# Exercise directions
Collect each line of the records containing the string "ylabel".

# Provided data
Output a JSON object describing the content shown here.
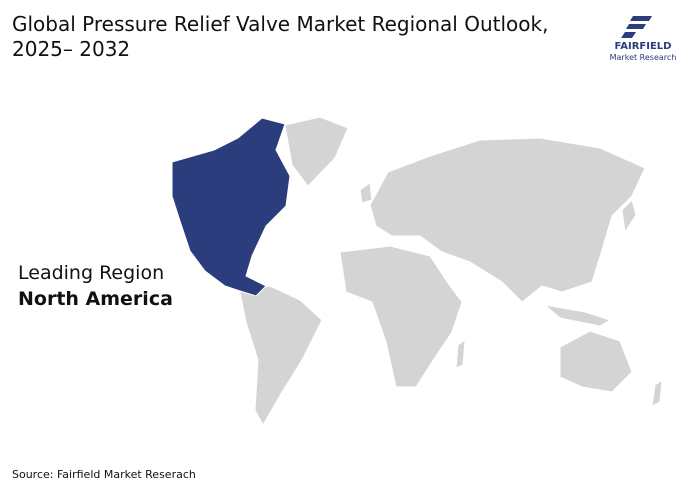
{
  "header": {
    "title_lines": [
      "Global Pressure Relief Valve Market Regional Outlook,",
      "2025– 2032"
    ]
  },
  "logo": {
    "name": "FAIRFIELD",
    "tagline": "Market Research"
  },
  "callout": {
    "label": "Leading Region",
    "region": "North America"
  },
  "footer": {
    "source": "Source: Fairfield Market Reserach"
  }
}
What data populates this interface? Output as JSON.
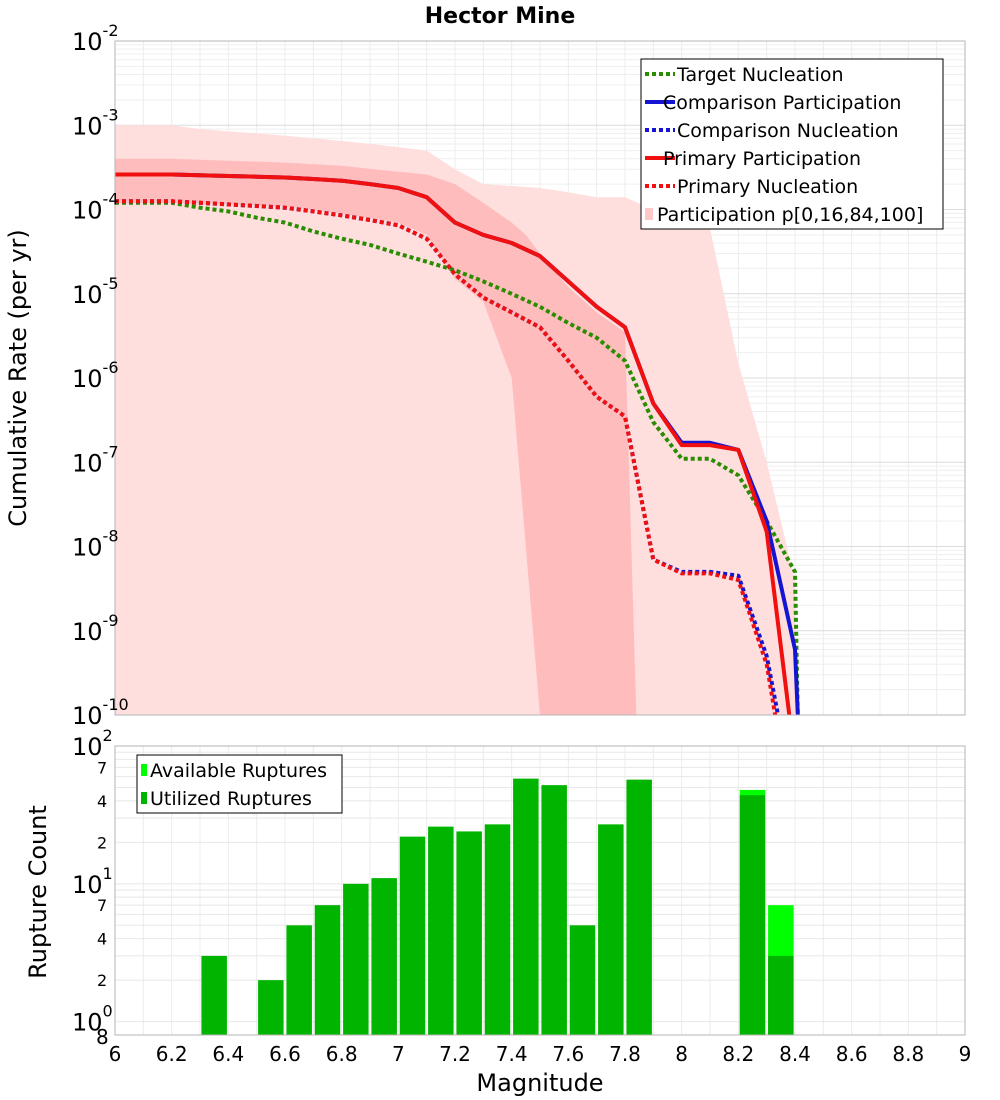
{
  "chart_data": {
    "title": "Hector Mine",
    "top_panel": {
      "type": "line",
      "ylabel": "Cumulative Rate (per yr)",
      "yscale": "log",
      "ylim": [
        1e-10,
        0.01
      ],
      "xlim": [
        6,
        9
      ],
      "y_ticks": [
        {
          "base": "10",
          "exp": "-2",
          "value": 0.01
        },
        {
          "base": "10",
          "exp": "-3",
          "value": 0.001
        },
        {
          "base": "10",
          "exp": "-4",
          "value": 0.0001
        },
        {
          "base": "10",
          "exp": "-5",
          "value": 1e-05
        },
        {
          "base": "10",
          "exp": "-6",
          "value": 1e-06
        },
        {
          "base": "10",
          "exp": "-7",
          "value": 1e-07
        },
        {
          "base": "10",
          "exp": "-8",
          "value": 1e-08
        },
        {
          "base": "10",
          "exp": "-9",
          "value": 1e-09
        },
        {
          "base": "10",
          "exp": "-10",
          "value": 1e-10
        }
      ],
      "bands": [
        {
          "name": "Participation p[0,100]",
          "color": "#ffdede",
          "x": [
            6,
            6.1,
            6.2,
            6.3,
            6.4,
            6.5,
            6.6,
            6.7,
            6.8,
            6.9,
            7.0,
            7.1,
            7.2,
            7.3,
            7.4,
            7.5,
            7.6,
            7.7,
            7.8,
            7.9,
            8.0,
            8.1,
            8.2,
            8.3,
            8.4
          ],
          "upper": [
            0.001,
            0.001,
            0.001,
            0.0009,
            0.00085,
            0.0008,
            0.00075,
            0.0007,
            0.00065,
            0.0006,
            0.00055,
            0.0005,
            0.0003,
            0.0002,
            0.00019,
            0.00018,
            0.00016,
            0.00014,
            0.00014,
            0.0001,
            9e-05,
            6e-05,
            1.5e-06,
            1e-07,
            4e-09
          ],
          "lower": [
            1e-10,
            1e-10,
            1e-10,
            1e-10,
            1e-10,
            1e-10,
            1e-10,
            1e-10,
            1e-10,
            1e-10,
            1e-10,
            1e-10,
            1e-10,
            1e-10,
            1e-10,
            1e-10,
            1e-10,
            1e-10,
            1e-10,
            1e-10,
            1e-10,
            1e-10,
            1e-10,
            1e-10,
            1e-10
          ]
        },
        {
          "name": "Participation p[16,84]",
          "color": "#ffbcbc",
          "x": [
            6,
            6.2,
            6.4,
            6.6,
            6.8,
            7.0,
            7.1,
            7.2,
            7.3,
            7.4,
            7.45,
            7.5,
            7.6,
            7.7,
            7.8,
            7.84
          ],
          "upper": [
            0.0004,
            0.0004,
            0.00038,
            0.00036,
            0.00033,
            0.00028,
            0.00026,
            0.0002,
            0.00012,
            7e-05,
            5e-05,
            3e-05,
            1.2e-05,
            6e-06,
            3.5e-06,
            1e-10
          ],
          "lower": [
            0.00012,
            0.00012,
            0.000115,
            0.00011,
            9e-05,
            7e-05,
            5e-05,
            1.5e-05,
            8e-06,
            1e-06,
            1e-08,
            1e-10,
            1e-10,
            1e-10,
            1e-10,
            1e-10
          ]
        }
      ],
      "series": [
        {
          "name": "Target Nucleation",
          "color": "#2a8c00",
          "style": "dotted",
          "x": [
            6,
            6.1,
            6.2,
            6.3,
            6.4,
            6.5,
            6.6,
            6.7,
            6.8,
            6.9,
            7.0,
            7.1,
            7.2,
            7.3,
            7.4,
            7.5,
            7.6,
            7.7,
            7.8,
            7.9,
            8.0,
            8.1,
            8.2,
            8.3,
            8.4,
            8.41
          ],
          "y": [
            0.00012,
            0.00012,
            0.00012,
            0.000105,
            9.5e-05,
            8e-05,
            7e-05,
            5.5e-05,
            4.5e-05,
            3.8e-05,
            3e-05,
            2.4e-05,
            1.9e-05,
            1.4e-05,
            1e-05,
            7e-06,
            4.5e-06,
            3e-06,
            1.6e-06,
            3e-07,
            1.1e-07,
            1.1e-07,
            7e-08,
            2e-08,
            5e-09,
            1e-10
          ]
        },
        {
          "name": "Comparison Participation",
          "color": "#1414d2",
          "style": "solid",
          "x": [
            6,
            6.1,
            6.2,
            6.3,
            6.4,
            6.5,
            6.6,
            6.7,
            6.8,
            6.9,
            7.0,
            7.1,
            7.2,
            7.3,
            7.4,
            7.5,
            7.6,
            7.7,
            7.8,
            7.9,
            8.0,
            8.1,
            8.2,
            8.3,
            8.4,
            8.41
          ],
          "y": [
            0.00026,
            0.00026,
            0.00026,
            0.000255,
            0.00025,
            0.000245,
            0.00024,
            0.00023,
            0.00022,
            0.0002,
            0.00018,
            0.00014,
            7e-05,
            5e-05,
            4e-05,
            2.8e-05,
            1.4e-05,
            7e-06,
            4e-06,
            5e-07,
            1.7e-07,
            1.7e-07,
            1.4e-07,
            2e-08,
            6e-10,
            1e-10
          ]
        },
        {
          "name": "Comparison Nucleation",
          "color": "#1414d2",
          "style": "dotted",
          "x": [
            6,
            6.1,
            6.2,
            6.3,
            6.4,
            6.5,
            6.6,
            6.7,
            6.8,
            6.9,
            7.0,
            7.1,
            7.2,
            7.3,
            7.4,
            7.5,
            7.6,
            7.7,
            7.8,
            7.9,
            8.0,
            8.1,
            8.2,
            8.3,
            8.34
          ],
          "y": [
            0.000125,
            0.000125,
            0.000125,
            0.00012,
            0.000115,
            0.00011,
            0.000105,
            9.5e-05,
            8.5e-05,
            7.5e-05,
            6.5e-05,
            4.5e-05,
            1.7e-05,
            9e-06,
            6e-06,
            4e-06,
            1.6e-06,
            6e-07,
            3.5e-07,
            7e-09,
            5e-09,
            5e-09,
            4.5e-09,
            5e-10,
            1e-10
          ]
        },
        {
          "name": "Primary Participation",
          "color": "#f01010",
          "style": "solid",
          "x": [
            6,
            6.1,
            6.2,
            6.3,
            6.4,
            6.5,
            6.6,
            6.7,
            6.8,
            6.9,
            7.0,
            7.1,
            7.2,
            7.3,
            7.4,
            7.5,
            7.6,
            7.7,
            7.8,
            7.9,
            8.0,
            8.1,
            8.2,
            8.3,
            8.38
          ],
          "y": [
            0.00026,
            0.00026,
            0.00026,
            0.000255,
            0.00025,
            0.000245,
            0.00024,
            0.00023,
            0.00022,
            0.0002,
            0.00018,
            0.00014,
            7e-05,
            5e-05,
            4e-05,
            2.8e-05,
            1.4e-05,
            7e-06,
            4e-06,
            5e-07,
            1.6e-07,
            1.6e-07,
            1.4e-07,
            1.5e-08,
            1e-10
          ]
        },
        {
          "name": "Primary Nucleation",
          "color": "#f01010",
          "style": "dotted",
          "x": [
            6,
            6.1,
            6.2,
            6.3,
            6.4,
            6.5,
            6.6,
            6.7,
            6.8,
            6.9,
            7.0,
            7.1,
            7.2,
            7.3,
            7.4,
            7.5,
            7.6,
            7.7,
            7.8,
            7.9,
            8.0,
            8.1,
            8.2,
            8.3,
            8.33
          ],
          "y": [
            0.000125,
            0.000125,
            0.000125,
            0.00012,
            0.000115,
            0.00011,
            0.000105,
            9.5e-05,
            8.5e-05,
            7.5e-05,
            6.5e-05,
            4.5e-05,
            1.7e-05,
            9e-06,
            6e-06,
            4e-06,
            1.6e-06,
            6e-07,
            3.5e-07,
            7e-09,
            4.8e-09,
            4.8e-09,
            4e-09,
            4e-10,
            1e-10
          ]
        }
      ],
      "legend": {
        "position": "top-right",
        "entries": [
          {
            "label": "Target Nucleation",
            "color": "#2a8c00",
            "style": "dotted"
          },
          {
            "label": "Comparison Participation",
            "color": "#1414d2",
            "style": "solid"
          },
          {
            "label": "Comparison Nucleation",
            "color": "#1414d2",
            "style": "dotted"
          },
          {
            "label": "Primary Participation",
            "color": "#f01010",
            "style": "solid"
          },
          {
            "label": "Primary Nucleation",
            "color": "#f01010",
            "style": "dotted"
          },
          {
            "label": "Participation p[0,16,84,100]",
            "color": "#ffc8c8",
            "style": "patch"
          }
        ]
      }
    },
    "bottom_panel": {
      "type": "bar",
      "ylabel": "Rupture Count",
      "xlabel": "Magnitude",
      "yscale": "log",
      "ylim": [
        0.8,
        100
      ],
      "xlim": [
        6,
        9
      ],
      "x_ticks": [
        "6",
        "6.2",
        "6.4",
        "6.6",
        "6.8",
        "7",
        "7.2",
        "7.4",
        "7.6",
        "7.8",
        "8",
        "8.2",
        "8.4",
        "8.6",
        "8.8",
        "9"
      ],
      "y_major_ticks": [
        {
          "base": "10",
          "exp": "2",
          "value": 100
        },
        {
          "base": "10",
          "exp": "1",
          "value": 10
        },
        {
          "base": "10",
          "exp": "0",
          "value": 1
        }
      ],
      "y_minor_ticks": [
        {
          "label": "7",
          "value": 70
        },
        {
          "label": "4",
          "value": 40
        },
        {
          "label": "2",
          "value": 20
        },
        {
          "label": "7",
          "value": 7
        },
        {
          "label": "4",
          "value": 4
        },
        {
          "label": "2",
          "value": 2
        },
        {
          "label": "8",
          "value": 0.8
        }
      ],
      "bar_width": 0.09,
      "series": [
        {
          "name": "Available Ruptures",
          "color": "#00ff00",
          "x": [
            8.25,
            8.35
          ],
          "values": [
            48,
            7
          ]
        },
        {
          "name": "Utilized Ruptures",
          "color": "#00b400",
          "x": [
            6.35,
            6.55,
            6.65,
            6.75,
            6.85,
            6.95,
            7.05,
            7.15,
            7.25,
            7.35,
            7.45,
            7.55,
            7.65,
            7.75,
            7.85,
            8.25,
            8.35
          ],
          "values": [
            3,
            2,
            5,
            7,
            10,
            11,
            22,
            26,
            24,
            27,
            58,
            52,
            5,
            27,
            57,
            44,
            3
          ]
        }
      ],
      "legend": {
        "position": "top-left",
        "entries": [
          {
            "label": "Available Ruptures",
            "color": "#00ff00"
          },
          {
            "label": "Utilized Ruptures",
            "color": "#00b400"
          }
        ]
      }
    }
  }
}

# Completed task
      "ylabel": "Cumulative Rate (per yr)",
      "ylabel": "Rupture Count",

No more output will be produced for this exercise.